----- Provided records -----

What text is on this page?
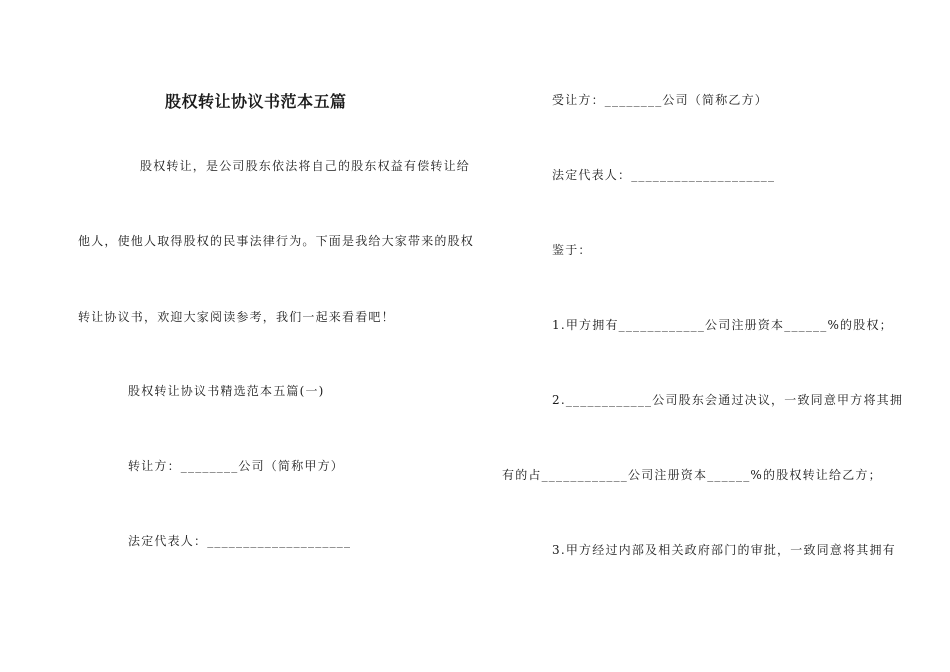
股权转让协议书范本五篇
股权转让，是公司股东依法将自己的股东权益有偿转让给
他人，使他人取得股权的民事法律行为。下面是我给大家带来的股权
转让协议书，欢迎大家阅读参考，我们一起来看看吧！
股权转让协议书精选范本五篇(一)
转让方：________公司（简称甲方）
法定代表人：____________________
受让方：________公司（简称乙方）
法定代表人：____________________
鉴于：
1.甲方拥有____________公司注册资本______%的股权；
2.____________公司股东会通过决议，一致同意甲方将其拥
有的占____________公司注册资本______%的股权转让给乙方；
3.甲方经过内部及相关政府部门的审批，一致同意将其拥有
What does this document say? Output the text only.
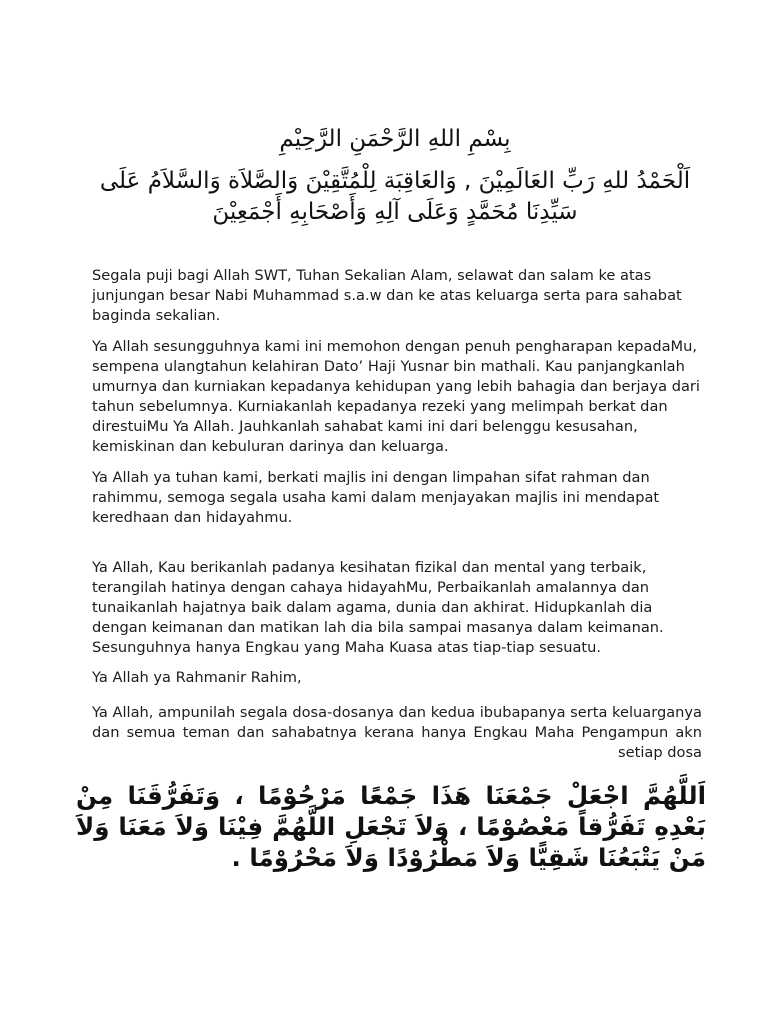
بِسْمِ اللهِ الرَّحْمَنِ الرَّحِيْمِ
اَلْحَمْدُ للهِ رَبِّ العَالَمِيْنَ , وَالعَاقِبَة لِلْمُتَّقِيْنَ وَالصَّلاَة وَالسَّلاَمُ عَلَى سَيِّدِنَا مُحَمَّدٍ وَعَلَى آلِهِ وَأَصْحَابِهِ أَجْمَعِيْنَ

Segala puji bagi Allah SWT, Tuhan Sekalian Alam, selawat dan salam ke atas junjungan besar Nabi Muhammad s.a.w dan ke atas keluarga serta para sahabat baginda sekalian.

Ya Allah sesungguhnya kami ini memohon dengan penuh pengharapan kepadaMu, sempena ulangtahun kelahiran Dato’ Haji Yusnar bin mathali. Kau panjangkanlah umurnya dan kurniakan kepadanya kehidupan yang lebih bahagia dan berjaya dari tahun sebelumnya. Kurniakanlah kepadanya rezeki yang melimpah berkat dan direstuiMu Ya Allah. Jauhkanlah sahabat kami ini dari belenggu kesusahan, kemiskinan dan kebuluran darinya dan keluarga.

Ya Allah ya tuhan kami, berkati majlis ini dengan limpahan sifat rahman dan rahimmu, semoga segala usaha kami dalam menjayakan majlis ini mendapat keredhaan dan hidayahmu.

Ya Allah, Kau berikanlah padanya kesihatan fizikal dan mental yang terbaik, terangilah hatinya dengan cahaya hidayahMu, Perbaikanlah amalannya dan tunaikanlah hajatnya baik dalam agama, dunia dan akhirat. Hidupkanlah dia dengan keimanan dan matikan lah dia bila sampai masanya dalam keimanan. Sesunguhnya hanya Engkau yang Maha Kuasa atas tiap-tiap sesuatu.

Ya Allah ya Rahmanir Rahim,

Ya Allah, ampunilah segala dosa-dosanya dan kedua ibubapanya serta keluarganya dan semua teman dan sahabatnya kerana hanya Engkau Maha Pengampun akn setiap dosa

اَللَّهُمَّ اجْعَلْ جَمْعَنَا هَذَا جَمْعًا مَرْحُوْمًا ، وَتَفَرُّقَنَا مِنْ بَعْدِهِ تَفَرُّقاً مَعْصُوْمًا ، وَلاَ تَجْعَلِ اللَّهُمَّ فِيْنَا وَلاَ مَعَنَا وَلاَ مَنْ يَتْبَعُنَا شَقِيًّا وَلاَ مَطْرُوْدًا وَلاَ مَحْرُوْمًا .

-----

Extract each line from the listing that holds the word "this".

Task output:
What text is on this page?
What does this document say? Output the text only.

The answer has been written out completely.